*PROBLEM STATEMENT*
Write out all of the entries exactly, please.

[Records]
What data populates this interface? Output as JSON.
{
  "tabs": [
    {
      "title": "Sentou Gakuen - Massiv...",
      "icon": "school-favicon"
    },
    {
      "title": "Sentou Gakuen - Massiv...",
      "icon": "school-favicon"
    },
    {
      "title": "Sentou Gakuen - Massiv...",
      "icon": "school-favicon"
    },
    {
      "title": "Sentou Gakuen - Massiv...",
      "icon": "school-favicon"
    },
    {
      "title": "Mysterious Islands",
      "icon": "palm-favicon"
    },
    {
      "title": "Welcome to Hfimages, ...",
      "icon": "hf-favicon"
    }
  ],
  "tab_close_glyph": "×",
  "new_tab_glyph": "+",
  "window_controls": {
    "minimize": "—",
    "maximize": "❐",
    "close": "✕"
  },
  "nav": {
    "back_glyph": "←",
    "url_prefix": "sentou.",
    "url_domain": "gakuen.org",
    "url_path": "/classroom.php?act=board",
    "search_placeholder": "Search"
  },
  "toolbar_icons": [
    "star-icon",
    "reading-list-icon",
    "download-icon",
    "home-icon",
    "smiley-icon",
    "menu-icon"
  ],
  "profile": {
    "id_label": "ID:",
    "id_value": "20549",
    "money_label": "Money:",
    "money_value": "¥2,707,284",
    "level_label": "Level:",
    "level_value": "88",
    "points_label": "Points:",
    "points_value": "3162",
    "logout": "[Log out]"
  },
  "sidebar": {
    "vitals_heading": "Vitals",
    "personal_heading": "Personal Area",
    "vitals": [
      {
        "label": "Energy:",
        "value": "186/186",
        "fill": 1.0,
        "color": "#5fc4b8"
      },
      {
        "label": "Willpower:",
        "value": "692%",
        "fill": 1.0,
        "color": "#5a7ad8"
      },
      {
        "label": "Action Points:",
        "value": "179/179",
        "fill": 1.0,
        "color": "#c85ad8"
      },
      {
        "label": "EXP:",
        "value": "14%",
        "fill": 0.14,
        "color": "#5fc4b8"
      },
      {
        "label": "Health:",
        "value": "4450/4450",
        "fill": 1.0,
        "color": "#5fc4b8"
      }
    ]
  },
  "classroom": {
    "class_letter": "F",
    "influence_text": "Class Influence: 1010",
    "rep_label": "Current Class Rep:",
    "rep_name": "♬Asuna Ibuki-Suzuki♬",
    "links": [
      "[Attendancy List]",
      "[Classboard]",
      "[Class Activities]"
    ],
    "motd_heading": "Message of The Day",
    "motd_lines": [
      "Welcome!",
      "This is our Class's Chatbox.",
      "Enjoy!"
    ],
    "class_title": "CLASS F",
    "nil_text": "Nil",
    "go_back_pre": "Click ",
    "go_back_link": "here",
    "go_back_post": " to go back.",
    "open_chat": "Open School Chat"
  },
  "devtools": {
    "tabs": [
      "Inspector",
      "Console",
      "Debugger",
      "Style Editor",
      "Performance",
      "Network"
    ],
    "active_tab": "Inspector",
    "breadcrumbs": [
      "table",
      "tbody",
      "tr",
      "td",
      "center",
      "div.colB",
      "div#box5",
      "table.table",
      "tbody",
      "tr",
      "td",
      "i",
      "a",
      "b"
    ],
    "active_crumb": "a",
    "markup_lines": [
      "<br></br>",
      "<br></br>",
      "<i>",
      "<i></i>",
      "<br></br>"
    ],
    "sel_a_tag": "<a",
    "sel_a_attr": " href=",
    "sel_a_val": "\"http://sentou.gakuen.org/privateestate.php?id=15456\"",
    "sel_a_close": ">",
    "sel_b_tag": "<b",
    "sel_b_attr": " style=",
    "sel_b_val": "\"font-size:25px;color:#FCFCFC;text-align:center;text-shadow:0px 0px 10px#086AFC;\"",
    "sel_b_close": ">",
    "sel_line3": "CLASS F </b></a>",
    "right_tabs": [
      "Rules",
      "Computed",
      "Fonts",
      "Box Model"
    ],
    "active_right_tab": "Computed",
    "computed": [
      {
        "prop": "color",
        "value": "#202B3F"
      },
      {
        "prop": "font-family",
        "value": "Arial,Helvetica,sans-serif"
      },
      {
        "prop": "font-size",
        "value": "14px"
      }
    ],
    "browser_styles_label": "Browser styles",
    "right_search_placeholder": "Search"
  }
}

*FULL OUTPUT*
What data populates this interface? Output as JSON.
{
  "tabs": [
    {
      "title": "Sentou Gakuen - Massiv...",
      "icon": "school-favicon"
    },
    {
      "title": "Sentou Gakuen - Massiv...",
      "icon": "school-favicon"
    },
    {
      "title": "Sentou Gakuen - Massiv...",
      "icon": "school-favicon"
    },
    {
      "title": "Sentou Gakuen - Massiv...",
      "icon": "school-favicon"
    },
    {
      "title": "Mysterious Islands",
      "icon": "palm-favicon"
    },
    {
      "title": "Welcome to Hfimages, ...",
      "icon": "hf-favicon"
    }
  ],
  "tab_close_glyph": "×",
  "new_tab_glyph": "+",
  "window_controls": {
    "minimize": "—",
    "maximize": "❐",
    "close": "✕"
  },
  "nav": {
    "back_glyph": "←",
    "url_prefix": "sentou.",
    "url_domain": "gakuen.org",
    "url_path": "/classroom.php?act=board",
    "search_placeholder": "Search"
  },
  "toolbar_icons": [
    "star-icon",
    "reading-list-icon",
    "download-icon",
    "home-icon",
    "smiley-icon",
    "menu-icon"
  ],
  "profile": {
    "id_label": "ID:",
    "id_value": "20549",
    "money_label": "Money:",
    "money_value": "¥2,707,284",
    "level_label": "Level:",
    "level_value": "88",
    "points_label": "Points:",
    "points_value": "3162",
    "logout": "[Log out]"
  },
  "sidebar": {
    "vitals_heading": "Vitals",
    "personal_heading": "Personal Area",
    "vitals": [
      {
        "label": "Energy:",
        "value": "186/186",
        "fill": 1.0,
        "color": "#5fc4b8"
      },
      {
        "label": "Willpower:",
        "value": "692%",
        "fill": 1.0,
        "color": "#5a7ad8"
      },
      {
        "label": "Action Points:",
        "value": "179/179",
        "fill": 1.0,
        "color": "#c85ad8"
      },
      {
        "label": "EXP:",
        "value": "14%",
        "fill": 0.14,
        "color": "#5fc4b8"
      },
      {
        "label": "Health:",
        "value": "4450/4450",
        "fill": 1.0,
        "color": "#5fc4b8"
      }
    ]
  },
  "classroom": {
    "class_letter": "F",
    "influence_text": "Class Influence: 1010",
    "rep_label": "Current Class Rep:",
    "rep_name": "♬Asuna Ibuki-Suzuki♬",
    "links": [
      "[Attendancy List]",
      "[Classboard]",
      "[Class Activities]"
    ],
    "motd_heading": "Message of The Day",
    "motd_lines": [
      "Welcome!",
      "This is our Class's Chatbox.",
      "Enjoy!"
    ],
    "class_title": "CLASS F",
    "nil_text": "Nil",
    "go_back_pre": "Click ",
    "go_back_link": "here",
    "go_back_post": " to go back.",
    "open_chat": "Open School Chat"
  },
  "devtools": {
    "tabs": [
      "Inspector",
      "Console",
      "Debugger",
      "Style Editor",
      "Performance",
      "Network"
    ],
    "active_tab": "Inspector",
    "breadcrumbs": [
      "table",
      "tbody",
      "tr",
      "td",
      "center",
      "div.colB",
      "div#box5",
      "table.table",
      "tbody",
      "tr",
      "td",
      "i",
      "a",
      "b"
    ],
    "active_crumb": "a",
    "markup_lines": [
      "<br></br>",
      "<br></br>",
      "<i>",
      "<i></i>",
      "<br></br>"
    ],
    "sel_a_tag": "<a",
    "sel_a_attr": " href=",
    "sel_a_val": "\"http://sentou.gakuen.org/privateestate.php?id=15456\"",
    "sel_a_close": ">",
    "sel_b_tag": "<b",
    "sel_b_attr": " style=",
    "sel_b_val": "\"font-size:25px;color:#FCFCFC;text-align:center;text-shadow:0px 0px 10px#086AFC;\"",
    "sel_b_close": ">",
    "sel_line3": "CLASS F </b></a>",
    "right_tabs": [
      "Rules",
      "Computed",
      "Fonts",
      "Box Model"
    ],
    "active_right_tab": "Computed",
    "computed": [
      {
        "prop": "color",
        "value": "#202B3F"
      },
      {
        "prop": "font-family",
        "value": "Arial,Helvetica,sans-serif"
      },
      {
        "prop": "font-size",
        "value": "14px"
      }
    ],
    "browser_styles_label": "Browser styles",
    "right_search_placeholder": "Search"
  }
}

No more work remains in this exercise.